Records from a collection
··········
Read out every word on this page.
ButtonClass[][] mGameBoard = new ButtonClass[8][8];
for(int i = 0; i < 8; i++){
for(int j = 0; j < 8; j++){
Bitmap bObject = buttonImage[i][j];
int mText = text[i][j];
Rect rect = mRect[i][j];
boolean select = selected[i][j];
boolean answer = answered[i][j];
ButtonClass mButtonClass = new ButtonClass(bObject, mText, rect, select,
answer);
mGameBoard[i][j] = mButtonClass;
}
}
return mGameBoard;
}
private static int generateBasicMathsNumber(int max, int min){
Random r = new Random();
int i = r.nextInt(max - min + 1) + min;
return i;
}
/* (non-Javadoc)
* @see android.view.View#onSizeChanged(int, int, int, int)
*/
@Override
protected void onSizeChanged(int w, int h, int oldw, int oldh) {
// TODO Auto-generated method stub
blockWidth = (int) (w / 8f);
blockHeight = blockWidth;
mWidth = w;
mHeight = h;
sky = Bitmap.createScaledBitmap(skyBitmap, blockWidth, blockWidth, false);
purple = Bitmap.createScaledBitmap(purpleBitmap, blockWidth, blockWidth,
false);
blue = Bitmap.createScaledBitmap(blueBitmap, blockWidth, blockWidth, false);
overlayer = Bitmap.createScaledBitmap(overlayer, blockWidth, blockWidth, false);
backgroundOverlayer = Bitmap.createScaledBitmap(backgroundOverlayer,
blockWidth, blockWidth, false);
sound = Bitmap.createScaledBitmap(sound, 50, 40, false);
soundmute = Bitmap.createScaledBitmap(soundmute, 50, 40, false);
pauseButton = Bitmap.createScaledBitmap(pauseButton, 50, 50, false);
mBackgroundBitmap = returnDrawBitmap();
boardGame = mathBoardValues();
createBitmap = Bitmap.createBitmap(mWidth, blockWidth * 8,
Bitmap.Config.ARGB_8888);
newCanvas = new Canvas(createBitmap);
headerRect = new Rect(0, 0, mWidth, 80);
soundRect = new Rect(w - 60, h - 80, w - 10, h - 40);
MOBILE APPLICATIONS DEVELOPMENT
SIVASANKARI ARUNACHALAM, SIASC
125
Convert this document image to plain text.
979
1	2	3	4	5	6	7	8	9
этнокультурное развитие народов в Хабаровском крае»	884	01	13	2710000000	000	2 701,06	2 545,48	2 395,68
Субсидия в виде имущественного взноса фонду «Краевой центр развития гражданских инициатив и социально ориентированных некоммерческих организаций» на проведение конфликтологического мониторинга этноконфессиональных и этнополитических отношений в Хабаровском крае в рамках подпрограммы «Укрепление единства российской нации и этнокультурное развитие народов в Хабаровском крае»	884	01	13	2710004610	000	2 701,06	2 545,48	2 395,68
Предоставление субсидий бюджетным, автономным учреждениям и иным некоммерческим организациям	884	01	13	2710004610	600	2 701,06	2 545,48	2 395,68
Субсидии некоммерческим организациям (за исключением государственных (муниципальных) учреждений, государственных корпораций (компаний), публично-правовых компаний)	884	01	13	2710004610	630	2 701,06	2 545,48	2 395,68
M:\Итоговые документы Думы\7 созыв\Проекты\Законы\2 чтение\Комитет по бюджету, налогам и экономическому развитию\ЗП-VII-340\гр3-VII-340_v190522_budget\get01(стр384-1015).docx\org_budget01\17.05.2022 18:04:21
··········
What is expected
Using the entries above, return each line in which the word "mGameBoard" occurs.

Exercise response
ButtonClass[][] mGameBoard = new ButtonClass[8][8];
mGameBoard[i][j] = mButtonClass;
return mGameBoard;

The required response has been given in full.